__AIM OF THE TASK__: Find the word "What" in the data. Return every line where it appears.
***
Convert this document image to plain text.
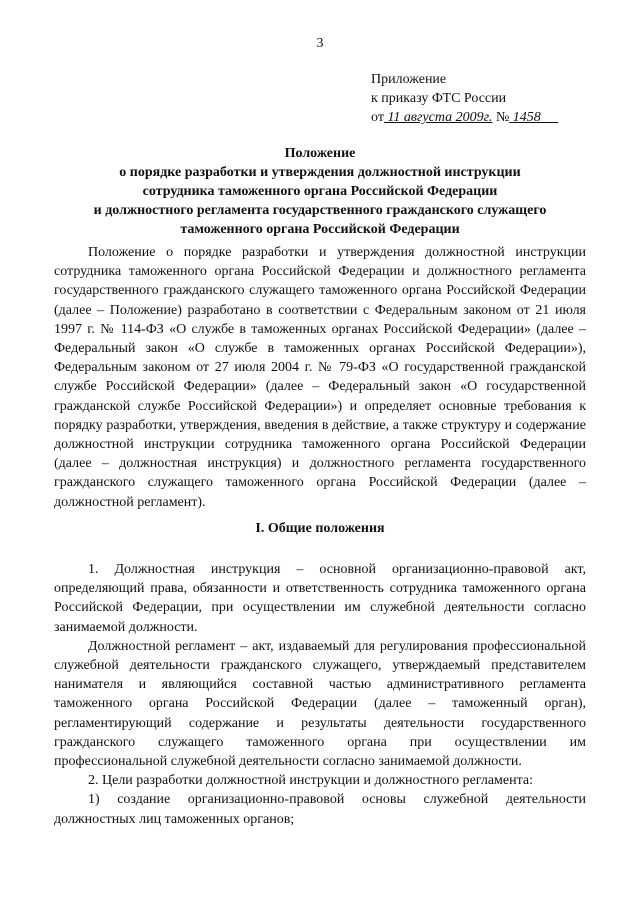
3
Приложение
к приказу ФТС России
от 11 августа 2009г. № 1458
Положение
о порядке разработки и утверждения должностной инструкции
сотрудника таможенного органа Российской Федерации
и должностного регламента государственного гражданского служащего
таможенного органа Российской Федерации

Положение о порядке разработки и утверждения должностной инструкции сотрудника таможенного органа Российской Федерации и должностного регламента государственного гражданского служащего таможенного органа Российской Федерации (далее – Положение) разработано в соответствии с Федеральным законом от 21 июля 1997 г. № 114-ФЗ «О службе в таможенных органах Российской Федерации» (далее – Федеральный закон «О службе в таможенных органах Российской Федерации»), Федеральным законом от 27 июля 2004 г. № 79-ФЗ «О государственной гражданской службе Российской Федерации» (далее – Федеральный закон «О государственной гражданской службе Российской Федерации») и определяет основные требования к порядку разработки, утверждения, введения в действие, а также структуру и содержание должностной инструкции сотрудника таможенного органа Российской Федерации (далее – должностная инструкция) и должностного регламента государственного гражданского служащего таможенного органа Российской Федерации (далее – должностной регламент).

I. Общие положения

1. Должностная инструкция – основной организационно-правовой акт, определяющий права, обязанности и ответственность сотрудника таможенного органа Российской Федерации, при осуществлении им служебной деятельности согласно занимаемой должности.

Должностной регламент – акт, издаваемый для регулирования профессиональной служебной деятельности гражданского служащего, утверждаемый представителем нанимателя и являющийся составной частью административного регламента таможенного органа Российской Федерации (далее – таможенный орган), регламентирующий содержание и результаты деятельности государственного гражданского служащего таможенного органа при осуществлении им профессиональной служебной деятельности согласно занимаемой должности.

2. Цели разработки должностной инструкции и должностного регламента:

1) создание организационно-правовой основы служебной деятельности должностных лиц таможенных органов;
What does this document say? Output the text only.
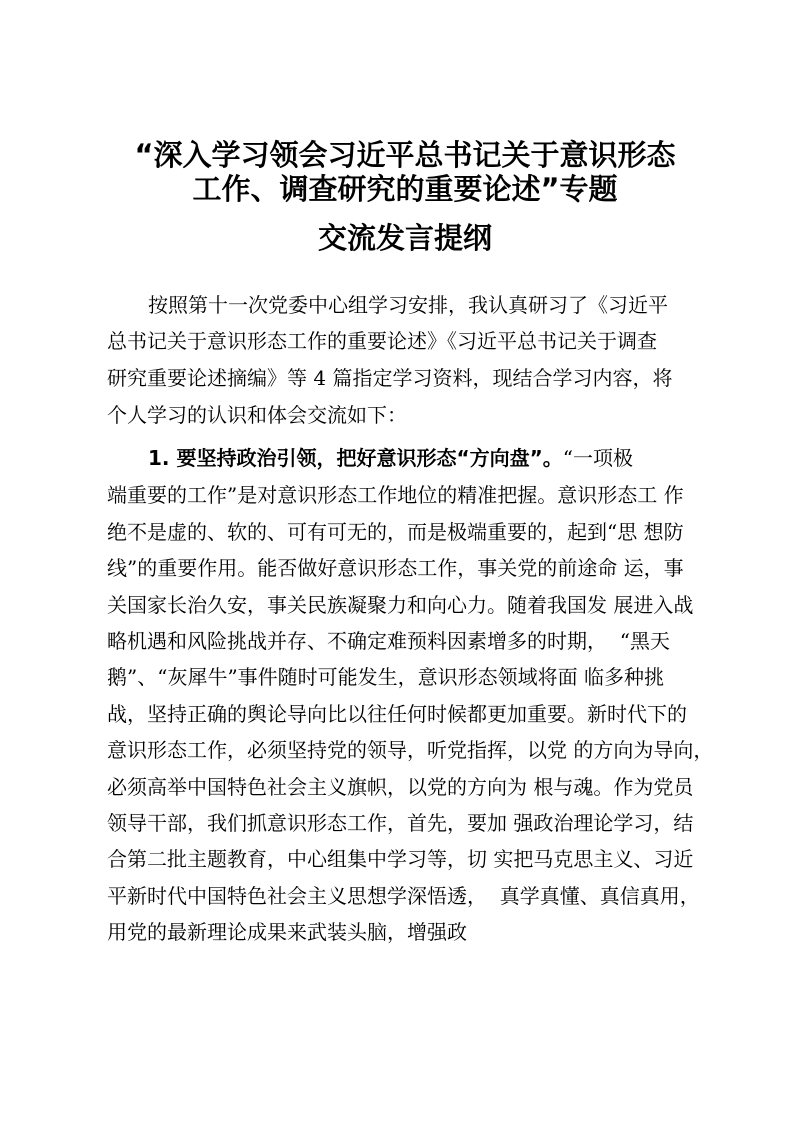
“深入学习领会习近平总书记关于意识形态
工作、调查研究的重要论述”专题
交流发言提纲
按照第十一次党委中心组学习安排，我认真研习了《习近平
总书记关于意识形态工作的重要论述》《习近平总书记关于调查
研究重要论述摘编》等 4 篇指定学习资料，现结合学习内容，将
个人学习的认识和体会交流如下：
1. 要坚持政治引领，把好意识形态“方向盘”。“一项极
端重要的工作”是对意识形态工作地位的精准把握。意识形态工 作
绝不是虚的、软的、可有可无的，而是极端重要的，起到“思 想防
线”的重要作用。能否做好意识形态工作，事关党的前途命 运，事
关国家长治久安，事关民族凝聚力和向心力。随着我国发 展进入战
略机遇和风险挑战并存、不确定难预料因素增多的时期，  “黑天
鹅”、“灰犀牛”事件随时可能发生，意识形态领域将面 临多种挑
战，坚持正确的舆论导向比以往任何时候都更加重要。新时代下的
意识形态工作，必须坚持党的领导，听党指挥，以党 的方向为导向，
必须高举中国特色社会主义旗帜，以党的方向为 根与魂。作为党员
领导干部，我们抓意识形态工作，首先，要加 强政治理论学习，结
合第二批主题教育，中心组集中学习等，切 实把马克思主义、习近
平新时代中国特色社会主义思想学深悟透，  真学真懂、真信真用，
用党的最新理论成果来武装头脑，增强政
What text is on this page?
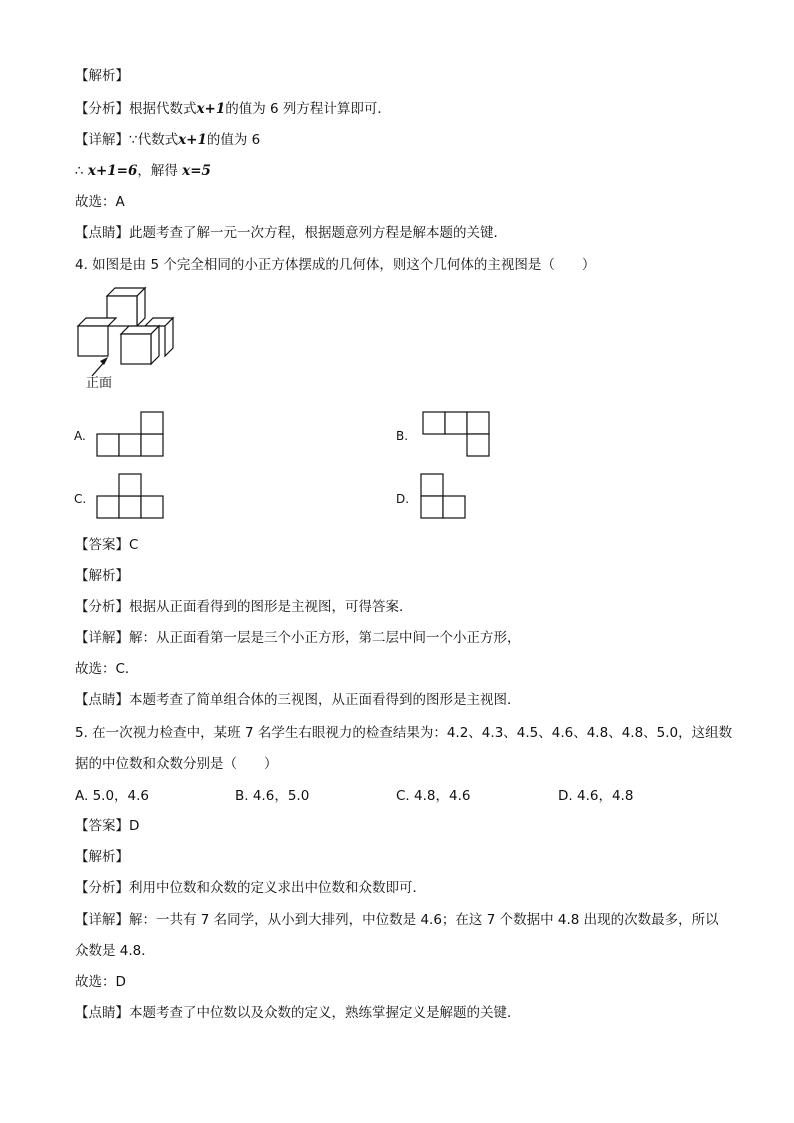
【解析】
【分析】根据代数式x+1的值为 6 列方程计算即可．
【详解】∵代数式x+1的值为 6
∴ x+1=6，解得 x=5
故选：A
【点睛】此题考查了解一元一次方程，根据题意列方程是解本题的关键．
4. 如图是由 5 个完全相同的小正方体摆成的几何体，则这个几何体的主视图是（　　）
正面
A.	B.
C.	D.
【答案】C
【解析】
【分析】根据从正面看得到的图形是主视图，可得答案．
【详解】解：从正面看第一层是三个小正方形，第二层中间一个小正方形，
故选：C．
【点睛】本题考查了简单组合体的三视图，从正面看得到的图形是主视图．
5. 在一次视力检查中，某班 7 名学生右眼视力的检查结果为：4.2、4.3、4.5、4.6、4.8、4.8、5.0，这组数
据的中位数和众数分别是（　　）
A. 5.0，4.6	B. 4.6，5.0	C. 4.8，4.6	D. 4.6，4.8
【答案】D
【解析】
【分析】利用中位数和众数的定义求出中位数和众数即可．
【详解】解：一共有 7 名同学，从小到大排列，中位数是 4.6；在这 7 个数据中 4.8 出现的次数最多，所以
众数是 4.8．
故选：D
【点睛】本题考查了中位数以及众数的定义，熟练掌握定义是解题的关键．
***
__REPLY TO THE TASK__:
What does this document say? Output the text only.
What text is on this page?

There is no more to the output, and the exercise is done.